▶ KUTIPAN BACAAN
----------

Meninjau kenyataan itu, bisa dikatakan bahwa secara praktis kondisi sistem (infrastruktur, aturan, para pelaku, teknologi, barang, dan sebagainya) ekonomi negara kita masih belum mengarah pada nilai-nilai Ketuhanan. Di mana, kegiatan ekonominya masih belum “melindungi” kepentingan rakyat kecil. Terbukti, masih banyak rakyat miskin yang masih tetap miskin hingga anak keturunannya tak bisa menikmati kebutuhan pokok dengan layak dan bermutu. Masalah lain ialah terjadinya kerendahan moral pada generasi muda bangsa Indonesia demi untuk memenuhi kebutuhan ekonomi. Yakni, mereka rela “menjual diri” via internet (prostitusi online). Salah satu varian “perdagangan” manusia itu menunjukkan bahwa pendidikan bangsa kita (utamanya pendidikan agama Islam) telah gagal mendidik generasi muda untuk memahami bagaimana cara “berekonomi” yang baik.


Ketidakadilan ekonomi seperti di atas merupakan gambaran kecil dari keadaan perekonomian bangsa kita. Hal inilah yang menuntut peran pendidikan agar bisa mengeluarkan keterpurukan moral-ekonomi generasi muda. Salah satunya, melalui PAI diharaparkan bisa berperan dalam membentuk generasi muda yang memiliki akhlak yang baik dalam menyukseskan kegiatan ekonomi yang di usahakan. Selain memberikan nilai-nilai keislaman dalam berekonomi, PAI sepatutnya juga bisa memberikan konstribusi secara nyata. Misalnya, para peserta didik (utamanya yang dari ekonomi rendah) didorong untuk mengembangkan diri dalam mengembangkan tingkat derajat ekonominya melalui kegiatan ekonomi yang diadakan oleh lembaga pendidikan.

----------

Catatan tata letak
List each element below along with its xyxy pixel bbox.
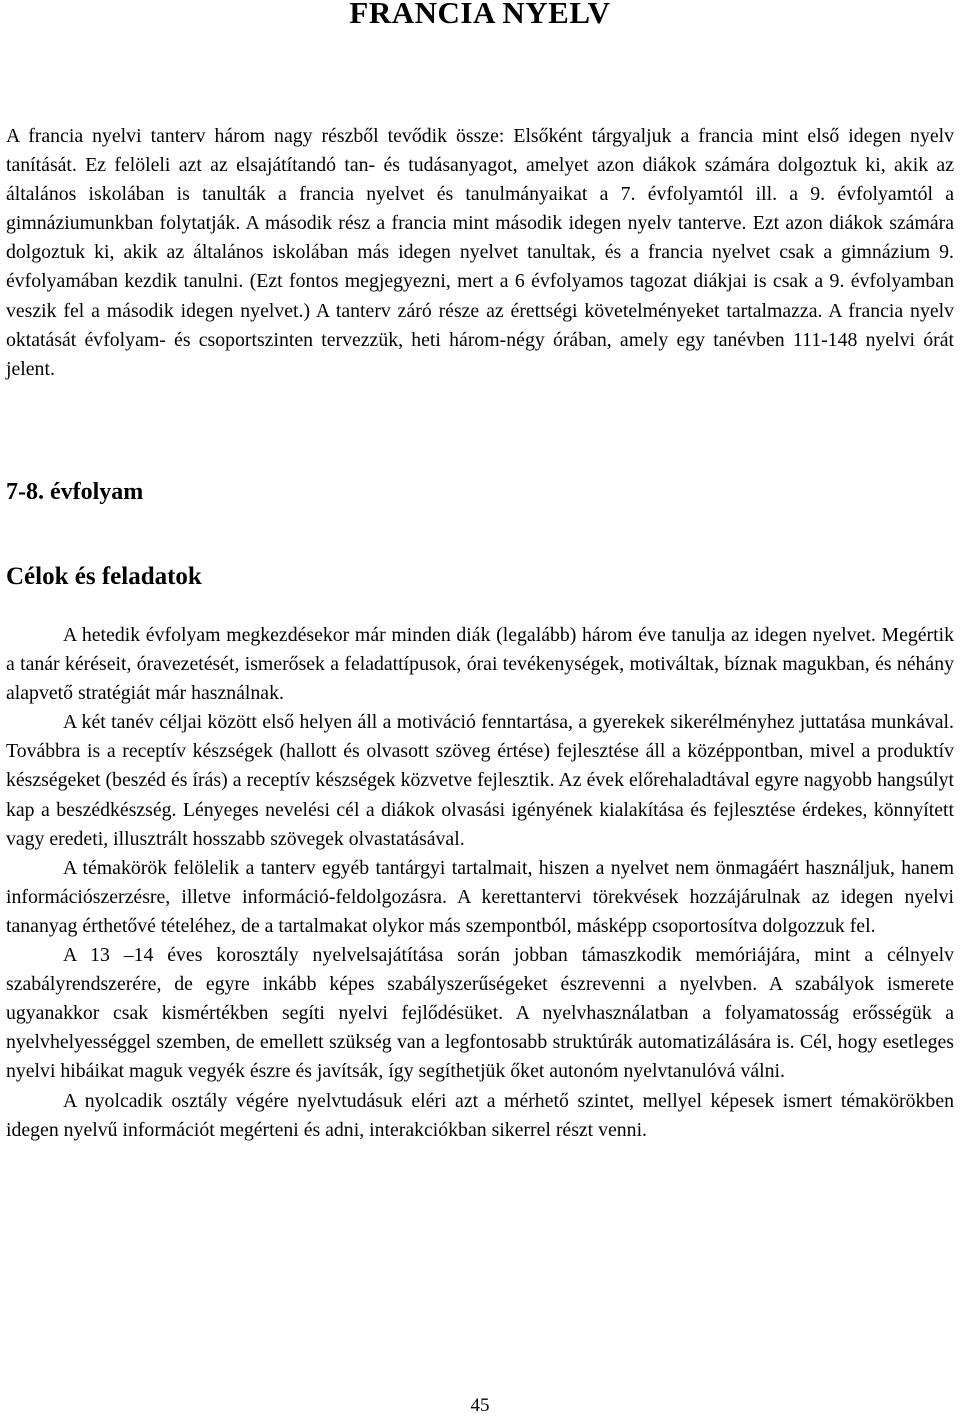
section-heading: Célok és feladatok (6, 563, 202, 590)
paragraph-1: A hetedik évfolyam megkezdésekor már minden diák (legalább) három éve tanulja az idegen nyelvet. Megértik a tanár kéréseit, óravezetését, ismerősek a feladattípusok, órai tevékenységek, motiváltak, bíznak magukban, és néhány alapvető stratégiát már használnak. (6, 624, 954, 705)
paragraph-5: A nyolcadik osztály végére nyelvtudásuk eléri azt a mérhető szintet, mellyel képesek ismert témakörökben idegen nyelvű információt megérteni és adni, interakciókban sikerrel részt venni. (6, 1089, 954, 1141)
paragraph-3: A témakörök felölelik a tanterv egyéb tantárgyi tartalmait, hiszen a nyelvet nem önmagáért használjuk, hanem információszerzésre, illetve információ-feldolgozásra. A kerettantervi törekvések hozzájárulnak az idegen nyelvi tananyag érthetővé tételéhez, de a tartalmakat olykor más szempontból, másképp csoportosítva dolgozzuk fel. (6, 856, 954, 937)
paragraph-4: A 13 –14 éves korosztály nyelvelsajátítása során jobban támaszkodik memóriájára, mint a célnyelv szabályrendszerére, de egyre inkább képes szabályszerűségeket észrevenni a nyelvben. A szabályok ismerete ugyanakkor csak kismértékben segíti nyelvi fejlődésüket. A nyelvhasználatban a folyamatosság erősségük a nyelvhelyességgel szemben, de emellett szükség van a legfontosabb struktúrák automatizálására is. Cél, hogy esetleges nyelvi hibáikat maguk vegyék észre és javítsák, így segíthetjük őket autonóm nyelvtanulóvá válni. (6, 944, 954, 1083)
body-text (6, 621, 954, 1145)
paragraph-2: A két tanév céljai között első helyen áll a motiváció fenntartása, a gyerekek sikerélményhez juttatása munkával. Továbbra is a receptív készségek (hallott és olvasott szöveg értése) fejlesztése áll a középpontban, mivel a produktív készségeket (beszéd és írás) a receptív készségek közvetve fejlesztik. Az évek előrehaladtával egyre nagyobb hangsúlyt kap a beszédkészség. Lényeges nevelési cél a diákok olvasási igényének kialakítása és fejlesztése érdekes, könnyített vagy eredeti, illusztrált hosszabb szövegek olvastatásával. (6, 711, 954, 850)
page-title: FRANCIA NYELV (349, 0, 611, 30)
intro-paragraph: A francia nyelvi tanterv három nagy részből tevődik össze: Elsőként tárgyaljuk a francia mint első idegen nyelv tanítását. Ez felöleli azt az elsajátítandó tan- és tudásanyagot, amelyet azon diákok számára dolgoztuk ki, akik az általános iskolában is tanulták a francia nyelvet és tanulmányaikat a 7. évfolyamtól ill. a 9. évfolyamtól a gimnáziumunkban folytatják. A második rész a francia mint második idegen nyelv tanterve. Ezt azon diákok számára dolgoztuk ki, akik az általános iskolában más idegen nyelvet tanultak, és a francia nyelvet csak a gimnázium 9. évfolyamában kezdik tanulni. (Ezt fontos megjegyezni, mert a 6 évfolyamos tagozat diákjai is csak a 9. évfolyamban veszik fel a második idegen nyelvet.) A tanterv záró része az érettségi követelményeket tartalmazza. A francia nyelv oktatását évfolyam- és csoportszinten tervezzük, heti három-négy órában, amely egy tanévben 111-148 nyelvi órát jelent. (6, 125, 954, 380)
page-number: 45 (470, 1395, 490, 1416)
grade-heading: 7-8. évfolyam (6, 479, 144, 505)
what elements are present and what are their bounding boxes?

----------

▶ TUJUAN
1. Sebutkan semua unsur sistem ekonomi yang tercantum dalam tanda kurung pada kalimat pertama tulisan tentang ekonomi dan pendidikan agama Islam.
2. Terjemahkan kalimat dari tulisan tentang ekonomi dan pendidikan agama Islam ini ke dalam bahasa Inggris: "Terbukti, masih banyak rakyat miskin yang masih tetap miskin hingga anak keturunannya tak bisa menikmati kebutuhan pokok dengan layak dan bermutu."
3. Teruskan tulisan tentang ekonomi dan pendidikan agama Islam mulai dari kalimat terakhirnya.

▶ HASIL
1. infrastruktur, aturan, para pelaku, teknologi, barang

2. Evidently, many poor people still remain poor, to the point that their descendants cannot enjoy basic necessities in a decent and proper way.

3.
Selama ini pendidikan Islam hanya difokuskan sebagai penjaga moralitas dan ketaatan beragama umat. Keterlibatan pendidikan Islam dalam pengembangan ekonomi umat, baik secara langusng maupun tidak langusng, belum dapat dirasakan. Bahkan, tak jarang fungsi lembaga pendidikan Islam hanya sebagai “agen” penyalur ijazah untuk mencari kerja, mendapat prestise, hingga untuk meneruskan ke jenjang pendidikan selanjutnya. Bisa dikatakan, posisi lembaga pendidikan Islam teraleniasi dengan kehidupan masyarakat sekitar. Hubungan dengan masyarakat tak lebih dari hubungan transaksional, sehingga kepekaan lembaga pendidikan Islam untuk mensejahterakan umat Islam di sekitarnya tidak dimunculkan. Alih-alih untuk mensejahterakan masyarakat, untuk mensejahterakan diri sendiri saja lembaga pendidikan masih kesulitan.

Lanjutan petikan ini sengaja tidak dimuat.